:: Dataset records ::
○ ○ ○ ○ ○
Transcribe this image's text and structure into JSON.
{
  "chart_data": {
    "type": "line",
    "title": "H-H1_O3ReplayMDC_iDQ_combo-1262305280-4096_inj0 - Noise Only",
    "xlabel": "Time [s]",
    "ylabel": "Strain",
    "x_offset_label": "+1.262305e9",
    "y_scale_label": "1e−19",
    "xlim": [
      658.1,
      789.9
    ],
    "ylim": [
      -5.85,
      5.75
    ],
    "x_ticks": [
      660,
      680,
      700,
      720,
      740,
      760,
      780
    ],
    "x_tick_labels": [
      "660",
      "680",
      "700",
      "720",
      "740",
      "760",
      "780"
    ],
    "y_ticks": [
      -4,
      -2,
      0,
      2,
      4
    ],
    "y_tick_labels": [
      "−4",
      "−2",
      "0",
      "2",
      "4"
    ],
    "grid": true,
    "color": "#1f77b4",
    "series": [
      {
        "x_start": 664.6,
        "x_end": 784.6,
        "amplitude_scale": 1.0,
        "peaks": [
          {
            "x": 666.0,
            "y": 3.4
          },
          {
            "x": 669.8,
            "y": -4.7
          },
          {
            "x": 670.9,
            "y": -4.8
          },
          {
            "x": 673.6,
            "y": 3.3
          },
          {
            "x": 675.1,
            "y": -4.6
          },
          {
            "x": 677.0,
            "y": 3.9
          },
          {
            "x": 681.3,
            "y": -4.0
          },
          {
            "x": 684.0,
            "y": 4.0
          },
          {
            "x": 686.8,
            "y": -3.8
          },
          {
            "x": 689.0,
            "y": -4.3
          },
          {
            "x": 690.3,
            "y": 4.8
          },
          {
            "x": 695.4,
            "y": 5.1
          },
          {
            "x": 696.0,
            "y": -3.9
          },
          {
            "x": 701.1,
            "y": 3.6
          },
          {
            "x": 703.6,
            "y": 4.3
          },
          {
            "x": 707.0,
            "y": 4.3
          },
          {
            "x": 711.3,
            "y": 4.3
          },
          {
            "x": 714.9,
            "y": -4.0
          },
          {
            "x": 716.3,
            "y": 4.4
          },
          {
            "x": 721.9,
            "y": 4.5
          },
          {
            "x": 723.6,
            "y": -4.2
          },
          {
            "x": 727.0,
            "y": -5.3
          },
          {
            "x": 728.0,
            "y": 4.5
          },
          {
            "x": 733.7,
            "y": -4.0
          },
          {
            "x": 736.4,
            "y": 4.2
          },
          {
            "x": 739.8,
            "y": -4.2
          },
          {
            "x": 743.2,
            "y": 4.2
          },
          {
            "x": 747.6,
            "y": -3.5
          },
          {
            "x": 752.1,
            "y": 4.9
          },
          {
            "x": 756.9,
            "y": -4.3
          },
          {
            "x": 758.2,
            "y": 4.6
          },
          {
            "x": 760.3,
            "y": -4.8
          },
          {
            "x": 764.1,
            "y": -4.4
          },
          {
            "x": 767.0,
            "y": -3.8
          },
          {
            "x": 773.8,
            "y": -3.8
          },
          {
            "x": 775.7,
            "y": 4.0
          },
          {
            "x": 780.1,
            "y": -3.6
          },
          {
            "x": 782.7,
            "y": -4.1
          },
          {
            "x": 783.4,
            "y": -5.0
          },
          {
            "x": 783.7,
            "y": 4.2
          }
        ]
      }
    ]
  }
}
○ ○ ○ ○ ○
:: Request ::
Reproduce the data, keeping every line exactly the same.

:: Task answer ::
Transcribe this image's text and structure into JSON.
{
  "chart_data": {
    "type": "line",
    "title": "H-H1_O3ReplayMDC_iDQ_combo-1262305280-4096_inj0 - Noise Only",
    "xlabel": "Time [s]",
    "ylabel": "Strain",
    "x_offset_label": "+1.262305e9",
    "y_scale_label": "1e−19",
    "xlim": [
      658.1,
      789.9
    ],
    "ylim": [
      -5.85,
      5.75
    ],
    "x_ticks": [
      660,
      680,
      700,
      720,
      740,
      760,
      780
    ],
    "x_tick_labels": [
      "660",
      "680",
      "700",
      "720",
      "740",
      "760",
      "780"
    ],
    "y_ticks": [
      -4,
      -2,
      0,
      2,
      4
    ],
    "y_tick_labels": [
      "−4",
      "−2",
      "0",
      "2",
      "4"
    ],
    "grid": true,
    "color": "#1f77b4",
    "series": [
      {
        "x_start": 664.6,
        "x_end": 784.6,
        "amplitude_scale": 1.0,
        "peaks": [
          {
            "x": 666.0,
            "y": 3.4
          },
          {
            "x": 669.8,
            "y": -4.7
          },
          {
            "x": 670.9,
            "y": -4.8
          },
          {
            "x": 673.6,
            "y": 3.3
          },
          {
            "x": 675.1,
            "y": -4.6
          },
          {
            "x": 677.0,
            "y": 3.9
          },
          {
            "x": 681.3,
            "y": -4.0
          },
          {
            "x": 684.0,
            "y": 4.0
          },
          {
            "x": 686.8,
            "y": -3.8
          },
          {
            "x": 689.0,
            "y": -4.3
          },
          {
            "x": 690.3,
            "y": 4.8
          },
          {
            "x": 695.4,
            "y": 5.1
          },
          {
            "x": 696.0,
            "y": -3.9
          },
          {
            "x": 701.1,
            "y": 3.6
          },
          {
            "x": 703.6,
            "y": 4.3
          },
          {
            "x": 707.0,
            "y": 4.3
          },
          {
            "x": 711.3,
            "y": 4.3
          },
          {
            "x": 714.9,
            "y": -4.0
          },
          {
            "x": 716.3,
            "y": 4.4
          },
          {
            "x": 721.9,
            "y": 4.5
          },
          {
            "x": 723.6,
            "y": -4.2
          },
          {
            "x": 727.0,
            "y": -5.3
          },
          {
            "x": 728.0,
            "y": 4.5
          },
          {
            "x": 733.7,
            "y": -4.0
          },
          {
            "x": 736.4,
            "y": 4.2
          },
          {
            "x": 739.8,
            "y": -4.2
          },
          {
            "x": 743.2,
            "y": 4.2
          },
          {
            "x": 747.6,
            "y": -3.5
          },
          {
            "x": 752.1,
            "y": 4.9
          },
          {
            "x": 756.9,
            "y": -4.3
          },
          {
            "x": 758.2,
            "y": 4.6
          },
          {
            "x": 760.3,
            "y": -4.8
          },
          {
            "x": 764.1,
            "y": -4.4
          },
          {
            "x": 767.0,
            "y": -3.8
          },
          {
            "x": 773.8,
            "y": -3.8
          },
          {
            "x": 775.7,
            "y": 4.0
          },
          {
            "x": 780.1,
            "y": -3.6
          },
          {
            "x": 782.7,
            "y": -4.1
          },
          {
            "x": 783.4,
            "y": -5.0
          },
          {
            "x": 783.7,
            "y": 4.2
          }
        ]
      }
    ]
  }
}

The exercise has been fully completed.